Exercise prompt:
Restate each line of the listing exactly, without carrying over any pictures.

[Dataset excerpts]
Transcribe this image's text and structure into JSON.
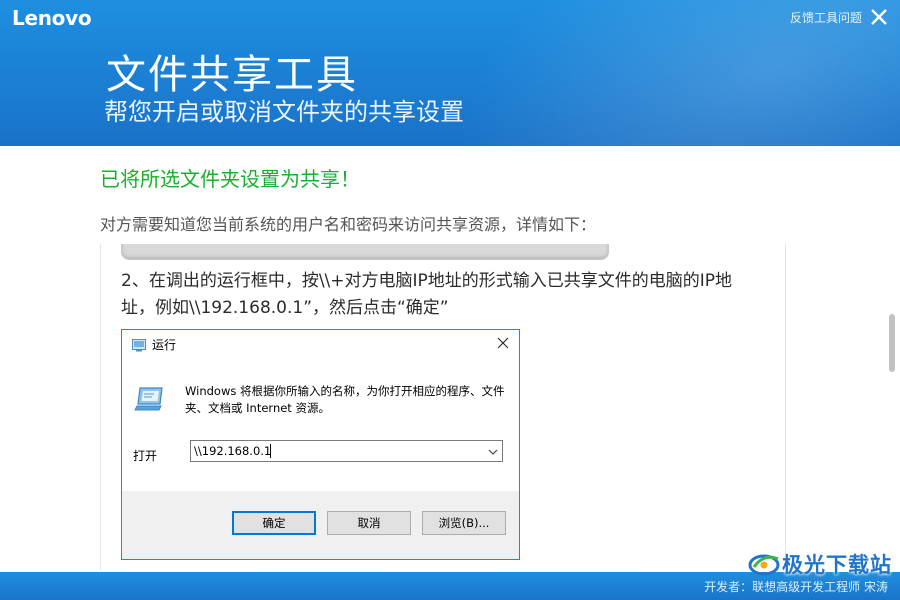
{
  "header": {
    "logo": "Lenovo",
    "feedback_label": "反馈工具问题",
    "title": "文件共享工具",
    "subtitle": "帮您开启或取消文件夹的共享设置"
  },
  "main": {
    "success_message": "已将所选文件夹设置为共享！",
    "description": "对方需要知道您当前系统的用户名和密码来访问共享资源，详情如下：",
    "step_text": "2、在调出的运行框中，按\\\\+对方电脑IP地址的形式输入已共享文件的电脑的IP地址，例如\\\\192.168.0.1”，然后点击“确定”"
  },
  "run_dialog": {
    "title": "运行",
    "description": "Windows 将根据你所输入的名称，为你打开相应的程序、文件夹、文档或 Internet 资源。",
    "open_label": "打开",
    "input_value": "\\\\192.168.0.1",
    "ok_label": "确定",
    "cancel_label": "取消",
    "browse_label": "浏览(B)..."
  },
  "footer": {
    "developer_text": "开发者：联想高级开发工程师 宋涛"
  },
  "watermark": {
    "text": "极光下载站",
    "url": "www.xz7.com"
  },
  "colors": {
    "header_blue": "#1b7fd4",
    "success_green": "#19b02d",
    "dialog_border": "#1e88e5"
  }
}
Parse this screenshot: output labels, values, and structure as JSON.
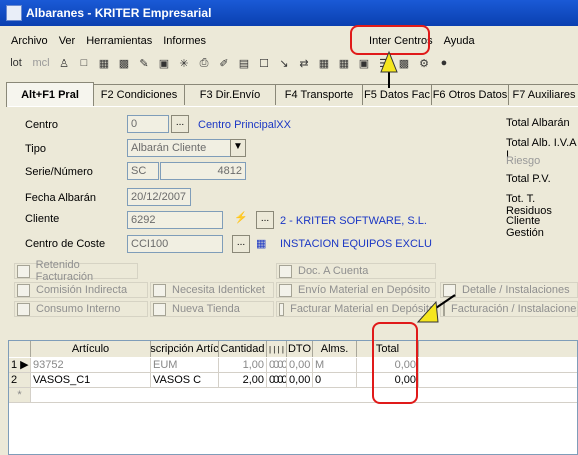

Task result:
Transcribe this image's text and structure into JSON.
{
  "header": {
    "logo": "Lenovo",
    "feedback_label": "反馈工具问题",
    "title": "文件共享工具",
    "subtitle": "帮您开启或取消文件夹的共享设置"
  },
  "main": {
    "success_message": "已将所选文件夹设置为共享！",
    "description": "对方需要知道您当前系统的用户名和密码来访问共享资源，详情如下：",
    "step_text": "2、在调出的运行框中，按\\\\+对方电脑IP地址的形式输入已共享文件的电脑的IP地址，例如\\\\192.168.0.1”，然后点击“确定”"
  },
  "run_dialog": {
    "title": "运行",
    "description": "Windows 将根据你所输入的名称，为你打开相应的程序、文件夹、文档或 Internet 资源。",
    "open_label": "打开",
    "input_value": "\\\\192.168.0.1",
    "ok_label": "确定",
    "cancel_label": "取消",
    "browse_label": "浏览(B)..."
  },
  "footer": {
    "developer_text": "开发者：联想高级开发工程师 宋涛"
  },
  "watermark": {
    "text": "极光下载站",
    "url": "www.xz7.com"
  },
  "colors": {
    "header_blue": "#1b7fd4",
    "success_green": "#19b02d",
    "dialog_border": "#1e88e5"
  }
}
Parse this screenshot: output labels, values, and structure as JSON.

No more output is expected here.